The material below should be written out in full and exactly; pictures stay out of the copy.

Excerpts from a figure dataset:
——

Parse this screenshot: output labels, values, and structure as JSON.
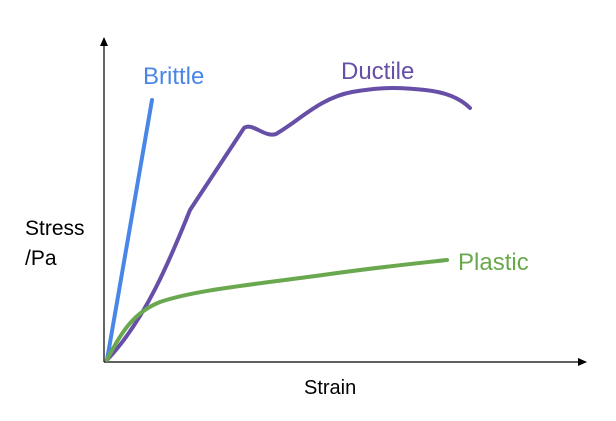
{
  "diagram": {
    "y_axis_label": [
      "Stress",
      "/Pa"
    ],
    "x_axis_label": "Strain",
    "curves": [
      {
        "name": "Brittle",
        "color": "#4a86e8"
      },
      {
        "name": "Ductile",
        "color": "#674ea7"
      },
      {
        "name": "Plastic",
        "color": "#6aa84f"
      }
    ],
    "axis_color": "#000000",
    "text_color": "#000000"
  }
}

——

▸ **Response**
Parse this screenshot: output labels, values, and structure as JSON.
{
  "diagram": {
    "y_axis_label": [
      "Stress",
      "/Pa"
    ],
    "x_axis_label": "Strain",
    "curves": [
      {
        "name": "Brittle",
        "color": "#4a86e8"
      },
      {
        "name": "Ductile",
        "color": "#674ea7"
      },
      {
        "name": "Plastic",
        "color": "#6aa84f"
      }
    ],
    "axis_color": "#000000",
    "text_color": "#000000"
  }
}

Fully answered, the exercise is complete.